* [Task statement]
Copy each line that contains the word "Clase".
>> Start Material to process
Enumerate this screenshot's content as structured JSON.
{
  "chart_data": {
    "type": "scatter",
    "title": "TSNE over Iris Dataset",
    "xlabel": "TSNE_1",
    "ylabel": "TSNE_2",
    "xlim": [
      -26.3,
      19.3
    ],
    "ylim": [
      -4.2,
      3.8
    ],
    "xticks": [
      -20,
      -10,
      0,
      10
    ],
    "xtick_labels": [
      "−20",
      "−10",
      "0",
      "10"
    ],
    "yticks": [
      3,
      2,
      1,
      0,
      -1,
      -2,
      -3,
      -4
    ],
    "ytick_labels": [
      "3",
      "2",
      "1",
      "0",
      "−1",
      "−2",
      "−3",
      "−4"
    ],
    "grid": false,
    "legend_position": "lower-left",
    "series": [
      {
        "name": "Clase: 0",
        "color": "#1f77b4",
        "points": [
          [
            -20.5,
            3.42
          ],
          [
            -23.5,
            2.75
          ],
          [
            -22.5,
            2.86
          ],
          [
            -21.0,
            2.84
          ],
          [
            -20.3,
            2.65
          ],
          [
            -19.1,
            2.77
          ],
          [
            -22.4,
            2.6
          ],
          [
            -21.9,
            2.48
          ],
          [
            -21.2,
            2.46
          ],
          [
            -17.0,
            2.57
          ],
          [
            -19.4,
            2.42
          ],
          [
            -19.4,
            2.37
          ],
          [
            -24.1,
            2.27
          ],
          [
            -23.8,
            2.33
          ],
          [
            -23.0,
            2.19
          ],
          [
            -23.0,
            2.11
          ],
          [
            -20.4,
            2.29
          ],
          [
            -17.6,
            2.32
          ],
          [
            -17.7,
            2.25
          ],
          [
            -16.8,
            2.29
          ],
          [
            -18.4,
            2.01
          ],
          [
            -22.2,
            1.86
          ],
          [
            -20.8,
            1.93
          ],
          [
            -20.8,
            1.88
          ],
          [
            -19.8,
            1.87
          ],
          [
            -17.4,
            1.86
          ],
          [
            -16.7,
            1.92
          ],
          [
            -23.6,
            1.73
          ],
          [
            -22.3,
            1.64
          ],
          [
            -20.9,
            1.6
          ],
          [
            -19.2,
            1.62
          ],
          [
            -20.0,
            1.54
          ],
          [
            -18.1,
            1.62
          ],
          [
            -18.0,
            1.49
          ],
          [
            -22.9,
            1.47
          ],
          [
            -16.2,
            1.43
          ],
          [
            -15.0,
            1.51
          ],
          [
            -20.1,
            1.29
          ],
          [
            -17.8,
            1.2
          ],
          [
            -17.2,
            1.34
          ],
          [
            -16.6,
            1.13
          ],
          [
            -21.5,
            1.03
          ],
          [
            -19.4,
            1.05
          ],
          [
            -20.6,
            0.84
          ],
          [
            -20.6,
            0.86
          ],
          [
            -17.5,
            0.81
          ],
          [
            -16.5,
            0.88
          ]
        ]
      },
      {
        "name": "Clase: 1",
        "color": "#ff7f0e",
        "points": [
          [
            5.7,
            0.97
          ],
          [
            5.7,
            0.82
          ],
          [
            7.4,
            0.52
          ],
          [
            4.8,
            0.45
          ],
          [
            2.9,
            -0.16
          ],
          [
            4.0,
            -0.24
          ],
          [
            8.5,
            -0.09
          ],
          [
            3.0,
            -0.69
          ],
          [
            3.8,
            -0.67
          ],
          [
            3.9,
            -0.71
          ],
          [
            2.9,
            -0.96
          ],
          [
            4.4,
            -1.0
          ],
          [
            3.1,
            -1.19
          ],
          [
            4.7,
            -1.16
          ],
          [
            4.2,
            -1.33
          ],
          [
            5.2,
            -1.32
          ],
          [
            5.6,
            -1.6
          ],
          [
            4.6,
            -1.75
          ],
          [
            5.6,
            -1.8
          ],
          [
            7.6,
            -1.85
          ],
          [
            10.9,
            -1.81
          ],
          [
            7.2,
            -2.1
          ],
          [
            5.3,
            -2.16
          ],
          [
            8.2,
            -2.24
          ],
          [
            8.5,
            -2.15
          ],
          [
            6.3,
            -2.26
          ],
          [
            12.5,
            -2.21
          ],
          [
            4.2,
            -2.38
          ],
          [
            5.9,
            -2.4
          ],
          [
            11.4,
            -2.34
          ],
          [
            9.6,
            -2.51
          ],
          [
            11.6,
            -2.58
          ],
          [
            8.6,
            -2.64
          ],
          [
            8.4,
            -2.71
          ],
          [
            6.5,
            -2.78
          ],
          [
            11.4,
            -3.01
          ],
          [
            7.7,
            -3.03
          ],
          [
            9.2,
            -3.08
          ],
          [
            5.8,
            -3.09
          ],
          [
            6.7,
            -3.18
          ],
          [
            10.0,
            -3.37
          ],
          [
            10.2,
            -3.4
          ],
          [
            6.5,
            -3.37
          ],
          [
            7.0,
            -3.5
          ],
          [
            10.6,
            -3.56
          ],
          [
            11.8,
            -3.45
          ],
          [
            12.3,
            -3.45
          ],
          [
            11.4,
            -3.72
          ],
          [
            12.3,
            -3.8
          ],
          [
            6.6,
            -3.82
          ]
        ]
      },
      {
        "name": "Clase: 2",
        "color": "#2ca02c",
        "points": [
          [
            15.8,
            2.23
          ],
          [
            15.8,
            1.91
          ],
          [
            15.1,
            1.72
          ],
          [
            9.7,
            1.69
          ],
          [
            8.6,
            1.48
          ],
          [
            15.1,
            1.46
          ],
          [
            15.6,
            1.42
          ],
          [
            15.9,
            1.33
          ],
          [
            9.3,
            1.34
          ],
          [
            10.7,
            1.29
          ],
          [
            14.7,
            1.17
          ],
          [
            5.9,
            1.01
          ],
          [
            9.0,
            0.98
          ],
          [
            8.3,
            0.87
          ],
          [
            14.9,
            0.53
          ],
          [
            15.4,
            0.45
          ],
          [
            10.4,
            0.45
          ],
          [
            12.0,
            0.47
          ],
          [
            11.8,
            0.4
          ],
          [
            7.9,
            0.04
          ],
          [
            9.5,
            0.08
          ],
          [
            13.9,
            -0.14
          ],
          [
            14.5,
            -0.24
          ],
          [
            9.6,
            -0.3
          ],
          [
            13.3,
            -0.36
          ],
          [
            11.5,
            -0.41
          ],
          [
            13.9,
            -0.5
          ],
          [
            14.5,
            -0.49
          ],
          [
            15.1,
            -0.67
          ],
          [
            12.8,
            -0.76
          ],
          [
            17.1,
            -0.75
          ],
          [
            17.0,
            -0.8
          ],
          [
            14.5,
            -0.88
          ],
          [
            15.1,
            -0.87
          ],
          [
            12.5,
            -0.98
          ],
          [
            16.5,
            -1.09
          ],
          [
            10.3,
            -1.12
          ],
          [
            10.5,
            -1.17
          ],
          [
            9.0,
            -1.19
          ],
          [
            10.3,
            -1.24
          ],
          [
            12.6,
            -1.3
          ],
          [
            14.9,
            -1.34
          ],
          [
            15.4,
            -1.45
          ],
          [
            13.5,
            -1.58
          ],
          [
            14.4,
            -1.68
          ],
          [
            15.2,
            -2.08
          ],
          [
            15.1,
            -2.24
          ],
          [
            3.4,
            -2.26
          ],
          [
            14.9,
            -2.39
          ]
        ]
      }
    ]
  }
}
>> End Material to process
* [Expected answer]
        "name": "Clase: 0",
        "name": "Clase: 1",
        "name": "Clase: 2",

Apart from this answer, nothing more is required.